WORK INSTRUCTIONS:
Extract from the listing each line in which the word "this" appears.

Recorded data:
* start *
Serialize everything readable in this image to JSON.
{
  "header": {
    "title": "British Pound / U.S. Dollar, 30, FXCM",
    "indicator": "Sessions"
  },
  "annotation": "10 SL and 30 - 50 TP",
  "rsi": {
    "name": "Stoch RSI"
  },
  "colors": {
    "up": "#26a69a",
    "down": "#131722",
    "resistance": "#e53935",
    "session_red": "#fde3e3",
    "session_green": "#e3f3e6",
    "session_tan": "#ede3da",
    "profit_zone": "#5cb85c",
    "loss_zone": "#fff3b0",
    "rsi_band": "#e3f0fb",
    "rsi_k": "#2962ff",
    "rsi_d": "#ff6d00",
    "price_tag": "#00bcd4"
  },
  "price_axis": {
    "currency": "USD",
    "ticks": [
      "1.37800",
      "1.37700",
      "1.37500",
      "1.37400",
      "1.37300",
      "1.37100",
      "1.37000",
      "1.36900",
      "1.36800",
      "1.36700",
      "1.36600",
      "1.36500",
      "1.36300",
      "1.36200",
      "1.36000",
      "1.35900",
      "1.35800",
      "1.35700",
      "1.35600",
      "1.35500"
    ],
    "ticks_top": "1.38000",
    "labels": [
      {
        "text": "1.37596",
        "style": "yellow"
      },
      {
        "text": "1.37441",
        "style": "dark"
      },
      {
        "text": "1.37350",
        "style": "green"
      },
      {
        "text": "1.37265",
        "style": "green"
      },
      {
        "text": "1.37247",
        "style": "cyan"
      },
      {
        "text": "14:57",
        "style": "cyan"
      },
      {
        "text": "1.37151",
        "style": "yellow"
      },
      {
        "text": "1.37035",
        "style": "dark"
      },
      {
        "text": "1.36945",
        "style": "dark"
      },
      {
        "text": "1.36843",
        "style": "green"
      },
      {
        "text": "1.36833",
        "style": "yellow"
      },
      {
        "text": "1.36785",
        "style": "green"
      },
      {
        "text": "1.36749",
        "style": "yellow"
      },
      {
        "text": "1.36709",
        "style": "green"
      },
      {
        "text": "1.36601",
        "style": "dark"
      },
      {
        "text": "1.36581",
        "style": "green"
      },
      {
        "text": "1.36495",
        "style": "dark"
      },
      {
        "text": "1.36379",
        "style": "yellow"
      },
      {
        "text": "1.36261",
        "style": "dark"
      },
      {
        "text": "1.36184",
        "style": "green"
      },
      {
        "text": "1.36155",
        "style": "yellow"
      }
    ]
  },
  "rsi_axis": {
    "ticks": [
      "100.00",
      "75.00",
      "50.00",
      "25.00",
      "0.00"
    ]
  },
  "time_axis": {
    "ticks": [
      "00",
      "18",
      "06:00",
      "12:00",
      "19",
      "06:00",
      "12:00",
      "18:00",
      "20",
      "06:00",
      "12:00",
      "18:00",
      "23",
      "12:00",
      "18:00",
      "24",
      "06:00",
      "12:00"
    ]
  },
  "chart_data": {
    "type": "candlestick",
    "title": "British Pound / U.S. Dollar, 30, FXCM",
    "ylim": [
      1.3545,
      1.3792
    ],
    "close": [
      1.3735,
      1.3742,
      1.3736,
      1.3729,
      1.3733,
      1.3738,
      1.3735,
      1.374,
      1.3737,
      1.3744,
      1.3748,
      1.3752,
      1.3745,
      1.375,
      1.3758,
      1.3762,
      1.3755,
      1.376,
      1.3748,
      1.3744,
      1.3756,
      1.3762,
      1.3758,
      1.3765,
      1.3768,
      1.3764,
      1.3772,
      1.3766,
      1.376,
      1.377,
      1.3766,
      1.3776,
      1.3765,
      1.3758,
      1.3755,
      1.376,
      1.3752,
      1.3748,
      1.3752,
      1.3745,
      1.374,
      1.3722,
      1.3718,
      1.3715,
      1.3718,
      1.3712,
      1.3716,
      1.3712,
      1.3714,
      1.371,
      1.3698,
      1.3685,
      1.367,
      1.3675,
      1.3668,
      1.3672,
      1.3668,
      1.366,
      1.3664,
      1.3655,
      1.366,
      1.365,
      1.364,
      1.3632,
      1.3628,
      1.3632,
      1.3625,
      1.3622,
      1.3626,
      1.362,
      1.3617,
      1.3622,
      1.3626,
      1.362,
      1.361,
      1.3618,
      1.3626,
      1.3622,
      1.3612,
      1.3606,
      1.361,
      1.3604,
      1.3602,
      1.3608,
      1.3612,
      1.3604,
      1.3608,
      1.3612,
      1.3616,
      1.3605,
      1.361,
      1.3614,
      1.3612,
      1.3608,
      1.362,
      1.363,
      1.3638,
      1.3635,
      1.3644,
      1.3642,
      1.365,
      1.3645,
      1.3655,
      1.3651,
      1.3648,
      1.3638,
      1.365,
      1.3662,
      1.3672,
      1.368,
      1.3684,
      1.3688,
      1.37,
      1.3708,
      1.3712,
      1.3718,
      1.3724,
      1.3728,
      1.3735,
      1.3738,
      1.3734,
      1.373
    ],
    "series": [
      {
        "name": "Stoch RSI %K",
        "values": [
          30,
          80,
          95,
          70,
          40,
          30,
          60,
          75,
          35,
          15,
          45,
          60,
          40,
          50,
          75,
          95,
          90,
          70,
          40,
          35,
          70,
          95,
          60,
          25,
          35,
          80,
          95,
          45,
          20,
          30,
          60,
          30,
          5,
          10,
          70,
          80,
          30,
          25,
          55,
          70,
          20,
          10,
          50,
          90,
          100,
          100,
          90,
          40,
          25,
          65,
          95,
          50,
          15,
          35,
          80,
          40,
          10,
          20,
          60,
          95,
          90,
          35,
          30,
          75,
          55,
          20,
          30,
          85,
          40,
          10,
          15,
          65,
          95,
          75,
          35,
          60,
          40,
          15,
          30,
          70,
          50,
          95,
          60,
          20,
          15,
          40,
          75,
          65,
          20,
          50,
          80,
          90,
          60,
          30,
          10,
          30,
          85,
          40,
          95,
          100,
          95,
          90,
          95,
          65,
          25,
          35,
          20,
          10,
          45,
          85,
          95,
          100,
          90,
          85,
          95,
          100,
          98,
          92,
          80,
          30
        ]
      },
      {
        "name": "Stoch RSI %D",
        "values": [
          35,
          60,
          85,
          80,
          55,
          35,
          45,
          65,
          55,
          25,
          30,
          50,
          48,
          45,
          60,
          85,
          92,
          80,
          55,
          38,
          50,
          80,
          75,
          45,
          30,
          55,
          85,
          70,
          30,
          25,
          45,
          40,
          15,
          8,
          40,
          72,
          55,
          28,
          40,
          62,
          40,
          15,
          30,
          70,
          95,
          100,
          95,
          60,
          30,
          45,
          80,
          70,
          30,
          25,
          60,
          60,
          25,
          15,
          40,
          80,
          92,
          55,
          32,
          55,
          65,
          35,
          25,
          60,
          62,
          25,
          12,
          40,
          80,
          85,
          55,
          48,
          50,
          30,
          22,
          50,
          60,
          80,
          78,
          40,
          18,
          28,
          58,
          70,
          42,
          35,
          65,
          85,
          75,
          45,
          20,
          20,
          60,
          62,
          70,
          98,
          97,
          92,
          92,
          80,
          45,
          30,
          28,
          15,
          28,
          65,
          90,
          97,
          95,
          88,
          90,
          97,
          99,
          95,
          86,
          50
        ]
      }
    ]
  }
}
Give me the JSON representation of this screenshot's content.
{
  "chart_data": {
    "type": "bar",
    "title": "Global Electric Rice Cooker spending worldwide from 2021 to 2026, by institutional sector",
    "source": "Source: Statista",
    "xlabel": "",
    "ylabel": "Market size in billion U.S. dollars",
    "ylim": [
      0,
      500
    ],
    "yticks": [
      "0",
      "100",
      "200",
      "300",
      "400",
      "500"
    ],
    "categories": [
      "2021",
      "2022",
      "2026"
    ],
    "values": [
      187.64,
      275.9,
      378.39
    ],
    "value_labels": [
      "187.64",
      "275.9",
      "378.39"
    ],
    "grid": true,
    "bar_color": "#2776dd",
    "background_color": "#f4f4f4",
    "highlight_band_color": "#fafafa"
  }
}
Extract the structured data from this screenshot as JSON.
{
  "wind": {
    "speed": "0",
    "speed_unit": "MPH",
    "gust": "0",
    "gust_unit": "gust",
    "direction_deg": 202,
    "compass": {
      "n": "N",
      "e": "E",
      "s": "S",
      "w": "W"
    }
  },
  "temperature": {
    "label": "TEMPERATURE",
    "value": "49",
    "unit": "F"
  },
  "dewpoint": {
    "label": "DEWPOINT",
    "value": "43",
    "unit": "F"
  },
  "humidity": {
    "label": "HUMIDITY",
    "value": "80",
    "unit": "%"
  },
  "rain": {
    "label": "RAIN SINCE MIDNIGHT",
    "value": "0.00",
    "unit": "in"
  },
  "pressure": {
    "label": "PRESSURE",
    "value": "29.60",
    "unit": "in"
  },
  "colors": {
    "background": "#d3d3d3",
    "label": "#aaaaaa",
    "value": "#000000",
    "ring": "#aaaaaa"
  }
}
* end *
FULL SOLUTION:
Serialize everything readable in this image to JSON.
Give me the JSON representation of this screenshot's content.
Extract the structured data from this screenshot as JSON.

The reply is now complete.